__Problem to solve__
Filter for the word "exponential" and keep each matching line.

[Excerpts from a figure dataset]
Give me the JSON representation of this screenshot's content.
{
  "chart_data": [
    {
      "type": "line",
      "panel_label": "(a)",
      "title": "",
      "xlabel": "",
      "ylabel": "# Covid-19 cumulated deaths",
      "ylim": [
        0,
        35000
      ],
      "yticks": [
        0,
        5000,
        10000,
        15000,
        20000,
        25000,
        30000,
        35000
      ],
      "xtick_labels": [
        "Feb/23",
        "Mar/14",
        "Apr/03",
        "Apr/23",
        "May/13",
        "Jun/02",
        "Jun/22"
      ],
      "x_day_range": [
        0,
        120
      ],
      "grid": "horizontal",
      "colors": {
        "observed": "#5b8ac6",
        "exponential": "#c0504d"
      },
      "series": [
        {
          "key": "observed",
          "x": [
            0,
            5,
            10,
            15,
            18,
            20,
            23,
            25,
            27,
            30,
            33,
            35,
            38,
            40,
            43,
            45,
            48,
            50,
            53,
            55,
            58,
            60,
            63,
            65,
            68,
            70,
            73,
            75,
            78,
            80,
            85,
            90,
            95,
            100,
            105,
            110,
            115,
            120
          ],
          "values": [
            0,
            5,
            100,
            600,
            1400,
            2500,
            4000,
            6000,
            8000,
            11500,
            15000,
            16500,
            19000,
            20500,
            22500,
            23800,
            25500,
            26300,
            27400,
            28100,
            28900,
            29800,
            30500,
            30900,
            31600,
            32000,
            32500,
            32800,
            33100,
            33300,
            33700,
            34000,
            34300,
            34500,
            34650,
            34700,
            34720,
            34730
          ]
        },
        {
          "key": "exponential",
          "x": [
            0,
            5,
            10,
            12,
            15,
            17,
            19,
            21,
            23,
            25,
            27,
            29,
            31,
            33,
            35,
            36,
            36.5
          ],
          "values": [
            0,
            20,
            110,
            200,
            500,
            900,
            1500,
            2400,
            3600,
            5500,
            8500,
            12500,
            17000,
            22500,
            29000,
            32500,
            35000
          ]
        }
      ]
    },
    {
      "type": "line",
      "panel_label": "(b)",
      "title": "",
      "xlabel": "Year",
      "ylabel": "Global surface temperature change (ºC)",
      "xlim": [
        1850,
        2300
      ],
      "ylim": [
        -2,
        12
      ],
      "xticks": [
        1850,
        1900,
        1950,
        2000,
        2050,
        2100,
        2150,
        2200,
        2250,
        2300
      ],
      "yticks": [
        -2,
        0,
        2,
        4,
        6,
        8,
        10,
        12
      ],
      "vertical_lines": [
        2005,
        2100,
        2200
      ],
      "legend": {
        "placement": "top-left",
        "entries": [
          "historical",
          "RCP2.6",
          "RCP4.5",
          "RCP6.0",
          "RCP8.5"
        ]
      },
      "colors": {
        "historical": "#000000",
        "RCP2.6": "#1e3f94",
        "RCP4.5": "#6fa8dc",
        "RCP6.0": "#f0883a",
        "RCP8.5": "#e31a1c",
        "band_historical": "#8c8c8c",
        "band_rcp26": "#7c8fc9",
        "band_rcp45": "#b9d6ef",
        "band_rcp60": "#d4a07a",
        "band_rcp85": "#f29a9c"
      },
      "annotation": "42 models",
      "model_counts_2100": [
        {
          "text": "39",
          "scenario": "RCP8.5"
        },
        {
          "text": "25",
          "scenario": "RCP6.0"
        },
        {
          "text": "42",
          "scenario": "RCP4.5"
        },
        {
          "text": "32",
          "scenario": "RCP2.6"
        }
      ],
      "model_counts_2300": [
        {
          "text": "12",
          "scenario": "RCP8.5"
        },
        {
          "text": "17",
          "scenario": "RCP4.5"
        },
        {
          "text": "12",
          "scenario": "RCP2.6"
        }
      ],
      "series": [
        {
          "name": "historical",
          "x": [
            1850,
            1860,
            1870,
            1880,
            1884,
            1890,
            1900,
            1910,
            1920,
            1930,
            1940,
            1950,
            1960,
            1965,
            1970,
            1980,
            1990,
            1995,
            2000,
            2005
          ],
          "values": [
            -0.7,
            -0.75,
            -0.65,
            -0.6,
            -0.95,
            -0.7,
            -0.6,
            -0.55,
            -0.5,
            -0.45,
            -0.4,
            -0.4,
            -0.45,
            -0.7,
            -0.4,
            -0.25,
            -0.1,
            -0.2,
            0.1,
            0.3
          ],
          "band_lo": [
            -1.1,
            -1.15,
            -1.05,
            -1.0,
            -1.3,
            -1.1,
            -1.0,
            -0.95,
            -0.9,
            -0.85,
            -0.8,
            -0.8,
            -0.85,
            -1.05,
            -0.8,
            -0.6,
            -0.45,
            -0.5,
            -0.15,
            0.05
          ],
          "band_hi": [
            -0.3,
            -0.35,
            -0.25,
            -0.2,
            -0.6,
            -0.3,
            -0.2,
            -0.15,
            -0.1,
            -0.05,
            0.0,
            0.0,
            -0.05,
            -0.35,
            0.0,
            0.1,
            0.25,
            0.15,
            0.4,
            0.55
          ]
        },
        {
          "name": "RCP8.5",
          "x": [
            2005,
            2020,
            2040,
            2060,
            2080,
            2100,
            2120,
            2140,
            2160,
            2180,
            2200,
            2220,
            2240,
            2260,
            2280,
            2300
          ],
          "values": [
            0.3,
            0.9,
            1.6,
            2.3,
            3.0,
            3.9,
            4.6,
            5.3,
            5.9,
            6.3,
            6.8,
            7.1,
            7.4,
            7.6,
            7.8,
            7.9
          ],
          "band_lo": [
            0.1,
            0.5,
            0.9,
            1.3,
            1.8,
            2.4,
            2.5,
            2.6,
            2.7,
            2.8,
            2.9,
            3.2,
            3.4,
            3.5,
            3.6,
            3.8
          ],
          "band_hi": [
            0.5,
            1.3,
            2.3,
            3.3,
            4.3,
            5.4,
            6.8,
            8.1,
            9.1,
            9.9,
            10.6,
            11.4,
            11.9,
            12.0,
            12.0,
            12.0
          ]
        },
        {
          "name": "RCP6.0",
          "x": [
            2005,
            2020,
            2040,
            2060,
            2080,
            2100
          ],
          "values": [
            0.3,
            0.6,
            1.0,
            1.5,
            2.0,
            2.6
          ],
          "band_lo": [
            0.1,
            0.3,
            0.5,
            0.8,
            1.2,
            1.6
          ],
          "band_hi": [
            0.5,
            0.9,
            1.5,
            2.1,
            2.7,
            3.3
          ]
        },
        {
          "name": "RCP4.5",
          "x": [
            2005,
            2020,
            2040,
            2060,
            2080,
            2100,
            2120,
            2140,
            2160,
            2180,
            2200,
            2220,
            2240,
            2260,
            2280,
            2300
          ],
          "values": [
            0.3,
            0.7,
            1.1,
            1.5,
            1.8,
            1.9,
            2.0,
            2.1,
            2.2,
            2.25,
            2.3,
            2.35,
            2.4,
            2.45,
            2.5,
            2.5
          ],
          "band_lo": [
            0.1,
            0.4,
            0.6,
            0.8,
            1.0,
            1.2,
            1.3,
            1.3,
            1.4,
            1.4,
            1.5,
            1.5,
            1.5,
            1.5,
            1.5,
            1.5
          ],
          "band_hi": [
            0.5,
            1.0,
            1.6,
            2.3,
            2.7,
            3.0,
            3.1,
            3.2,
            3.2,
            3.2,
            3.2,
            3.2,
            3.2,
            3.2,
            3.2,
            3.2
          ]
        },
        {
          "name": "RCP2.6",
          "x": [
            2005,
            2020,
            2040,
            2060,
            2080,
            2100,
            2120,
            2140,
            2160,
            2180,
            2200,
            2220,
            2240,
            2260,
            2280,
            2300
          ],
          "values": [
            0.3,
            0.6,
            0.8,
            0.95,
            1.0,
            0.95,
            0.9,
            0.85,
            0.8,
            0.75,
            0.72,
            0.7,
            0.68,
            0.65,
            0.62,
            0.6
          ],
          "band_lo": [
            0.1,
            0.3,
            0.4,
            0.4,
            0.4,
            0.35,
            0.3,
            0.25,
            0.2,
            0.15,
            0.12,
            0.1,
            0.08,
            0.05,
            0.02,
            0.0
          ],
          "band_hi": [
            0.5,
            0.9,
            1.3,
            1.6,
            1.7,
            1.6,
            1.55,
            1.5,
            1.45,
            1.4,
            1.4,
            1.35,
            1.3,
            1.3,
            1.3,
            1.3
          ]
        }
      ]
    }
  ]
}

__Exercise output__
        "exponential": "#c0504d"
          "key": "exponential",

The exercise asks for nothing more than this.